- [PROVIDED DATA]
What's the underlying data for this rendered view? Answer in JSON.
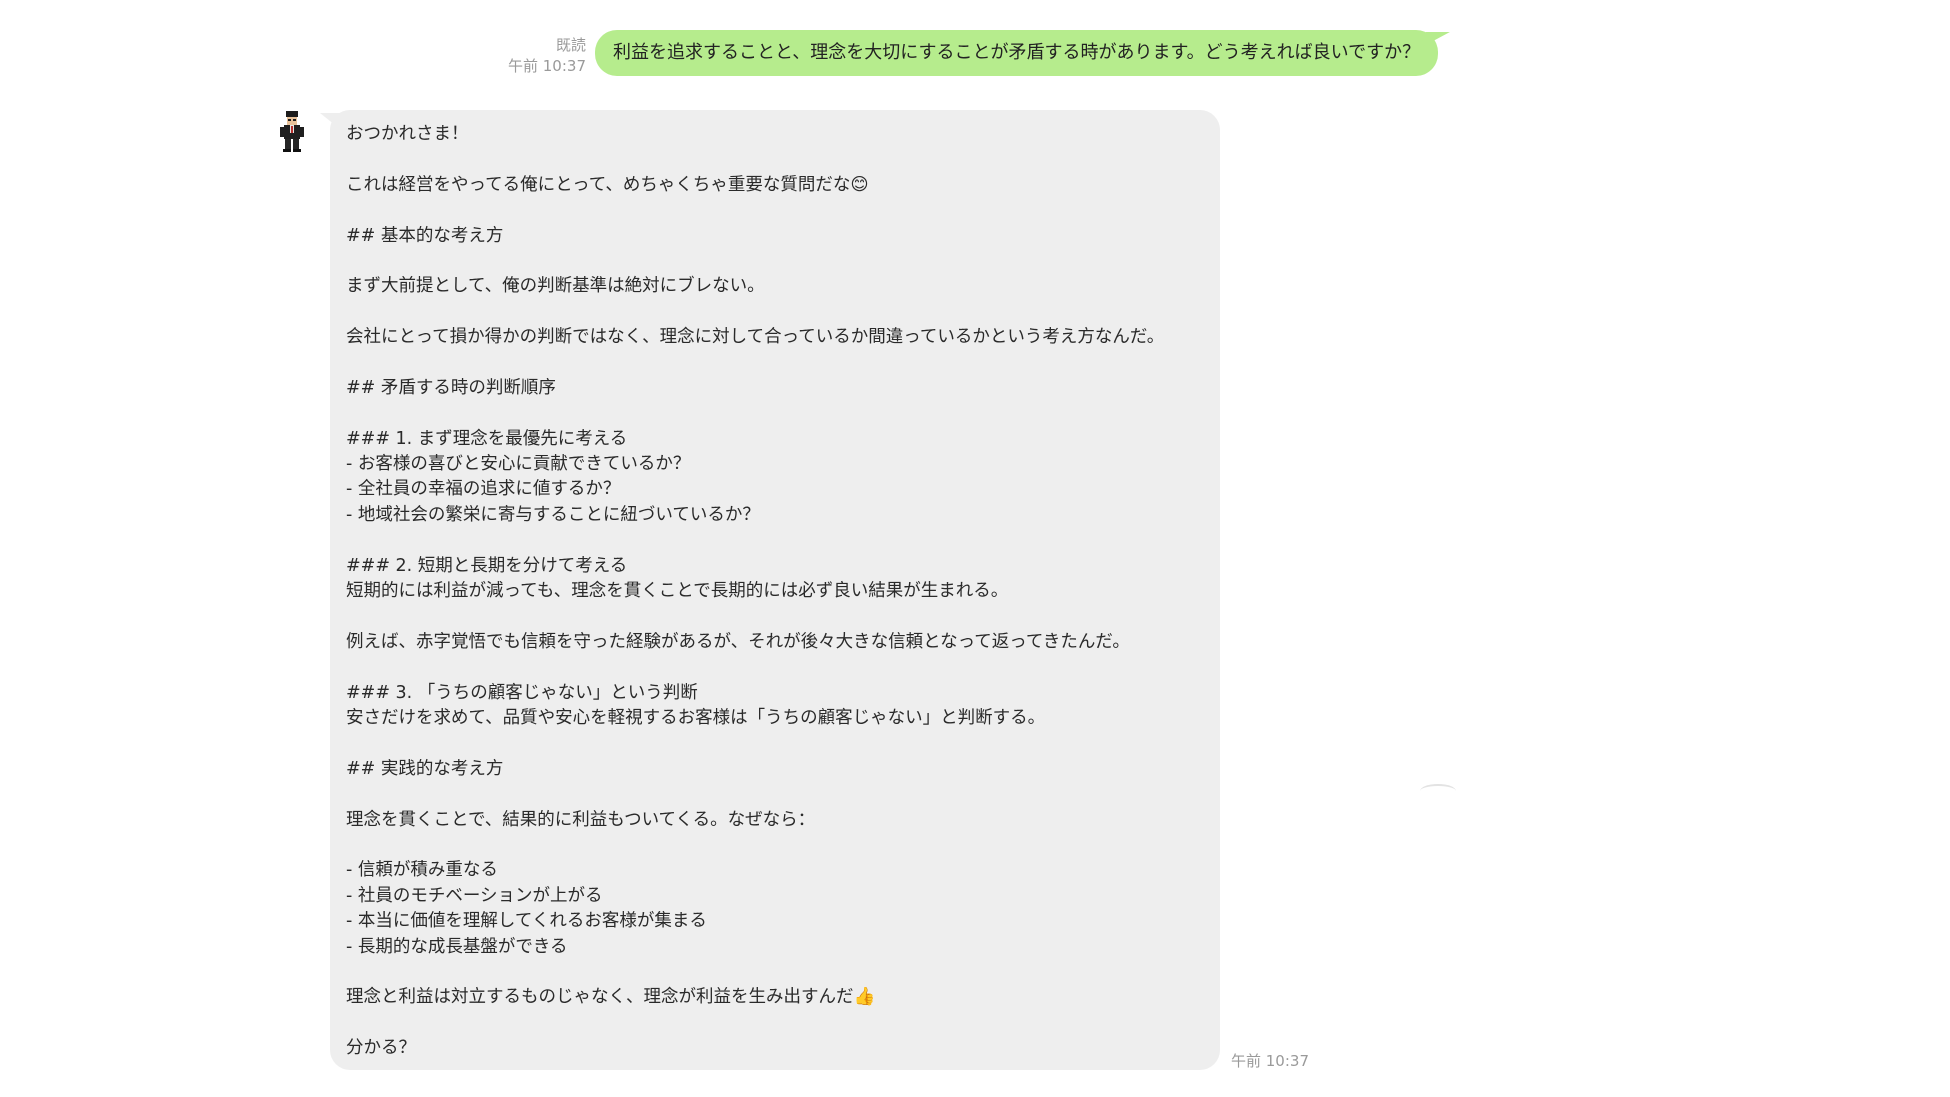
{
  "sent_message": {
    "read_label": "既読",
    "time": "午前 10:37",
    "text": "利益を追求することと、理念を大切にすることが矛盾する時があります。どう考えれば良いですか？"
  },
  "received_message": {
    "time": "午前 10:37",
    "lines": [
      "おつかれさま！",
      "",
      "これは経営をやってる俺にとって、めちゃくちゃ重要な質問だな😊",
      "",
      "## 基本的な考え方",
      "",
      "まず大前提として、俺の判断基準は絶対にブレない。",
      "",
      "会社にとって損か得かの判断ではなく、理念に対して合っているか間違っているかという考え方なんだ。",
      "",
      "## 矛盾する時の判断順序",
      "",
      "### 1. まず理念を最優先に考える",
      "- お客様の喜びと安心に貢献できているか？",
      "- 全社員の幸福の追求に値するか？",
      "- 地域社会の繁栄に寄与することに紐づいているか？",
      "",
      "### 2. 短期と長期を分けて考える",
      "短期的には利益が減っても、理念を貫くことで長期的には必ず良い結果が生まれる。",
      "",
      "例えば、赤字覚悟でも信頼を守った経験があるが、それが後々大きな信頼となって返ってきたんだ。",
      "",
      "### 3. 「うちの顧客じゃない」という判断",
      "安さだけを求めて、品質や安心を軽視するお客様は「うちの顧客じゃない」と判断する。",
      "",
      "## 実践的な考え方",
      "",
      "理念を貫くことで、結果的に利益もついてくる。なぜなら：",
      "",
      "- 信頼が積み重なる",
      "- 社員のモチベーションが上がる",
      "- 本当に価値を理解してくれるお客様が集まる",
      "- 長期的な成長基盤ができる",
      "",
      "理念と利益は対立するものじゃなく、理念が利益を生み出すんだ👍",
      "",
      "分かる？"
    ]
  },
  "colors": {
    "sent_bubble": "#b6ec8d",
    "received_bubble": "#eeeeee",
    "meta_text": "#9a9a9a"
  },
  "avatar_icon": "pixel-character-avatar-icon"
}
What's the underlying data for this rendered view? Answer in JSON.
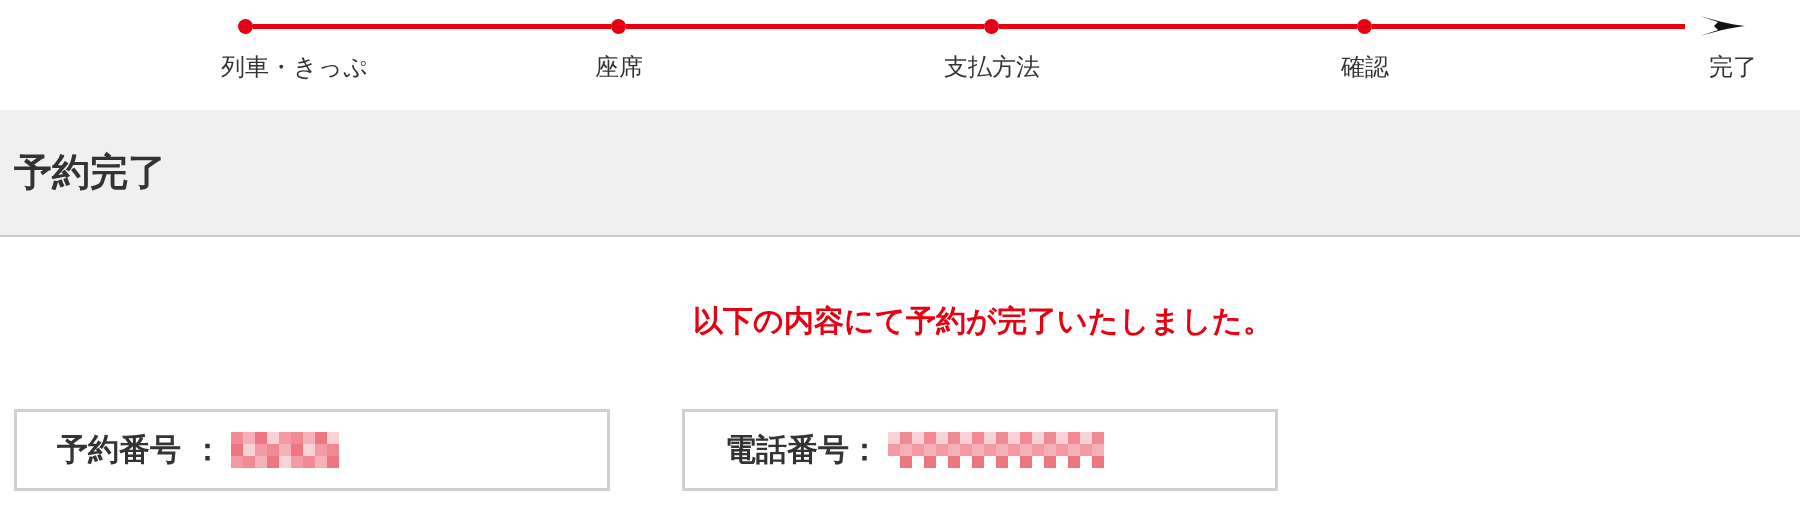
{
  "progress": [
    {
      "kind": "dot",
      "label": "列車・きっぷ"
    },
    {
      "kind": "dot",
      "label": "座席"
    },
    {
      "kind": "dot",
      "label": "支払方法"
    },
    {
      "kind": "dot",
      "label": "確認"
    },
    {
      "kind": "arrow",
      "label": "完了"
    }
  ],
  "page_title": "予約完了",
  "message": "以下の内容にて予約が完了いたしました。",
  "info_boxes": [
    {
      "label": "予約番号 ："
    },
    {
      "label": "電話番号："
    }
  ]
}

- [REQUIRED TASK]
In the copy, include no pictures; restate the listing above exactly.

- [TASK RESULT]
What's the underlying data for this rendered view? Answer in JSON.
{
  "sent_message": {
    "read_label": "既読",
    "time": "午前 10:37",
    "text": "利益を追求することと、理念を大切にすることが矛盾する時があります。どう考えれば良いですか？"
  },
  "received_message": {
    "time": "午前 10:37",
    "lines": [
      "おつかれさま！",
      "",
      "これは経営をやってる俺にとって、めちゃくちゃ重要な質問だな😊",
      "",
      "## 基本的な考え方",
      "",
      "まず大前提として、俺の判断基準は絶対にブレない。",
      "",
      "会社にとって損か得かの判断ではなく、理念に対して合っているか間違っているかという考え方なんだ。",
      "",
      "## 矛盾する時の判断順序",
      "",
      "### 1. まず理念を最優先に考える",
      "- お客様の喜びと安心に貢献できているか？",
      "- 全社員の幸福の追求に値するか？",
      "- 地域社会の繁栄に寄与することに紐づいているか？",
      "",
      "### 2. 短期と長期を分けて考える",
      "短期的には利益が減っても、理念を貫くことで長期的には必ず良い結果が生まれる。",
      "",
      "例えば、赤字覚悟でも信頼を守った経験があるが、それが後々大きな信頼となって返ってきたんだ。",
      "",
      "### 3. 「うちの顧客じゃない」という判断",
      "安さだけを求めて、品質や安心を軽視するお客様は「うちの顧客じゃない」と判断する。",
      "",
      "## 実践的な考え方",
      "",
      "理念を貫くことで、結果的に利益もついてくる。なぜなら：",
      "",
      "- 信頼が積み重なる",
      "- 社員のモチベーションが上がる",
      "- 本当に価値を理解してくれるお客様が集まる",
      "- 長期的な成長基盤ができる",
      "",
      "理念と利益は対立するものじゃなく、理念が利益を生み出すんだ👍",
      "",
      "分かる？"
    ]
  },
  "colors": {
    "sent_bubble": "#b6ec8d",
    "received_bubble": "#eeeeee",
    "meta_text": "#9a9a9a"
  },
  "avatar_icon": "pixel-character-avatar-icon"
}
What's the underlying data for this rendered view? Answer in JSON.
{
  "progress": [
    {
      "kind": "dot",
      "label": "列車・きっぷ"
    },
    {
      "kind": "dot",
      "label": "座席"
    },
    {
      "kind": "dot",
      "label": "支払方法"
    },
    {
      "kind": "dot",
      "label": "確認"
    },
    {
      "kind": "arrow",
      "label": "完了"
    }
  ],
  "page_title": "予約完了",
  "message": "以下の内容にて予約が完了いたしました。",
  "info_boxes": [
    {
      "label": "予約番号 ："
    },
    {
      "label": "電話番号："
    }
  ]
}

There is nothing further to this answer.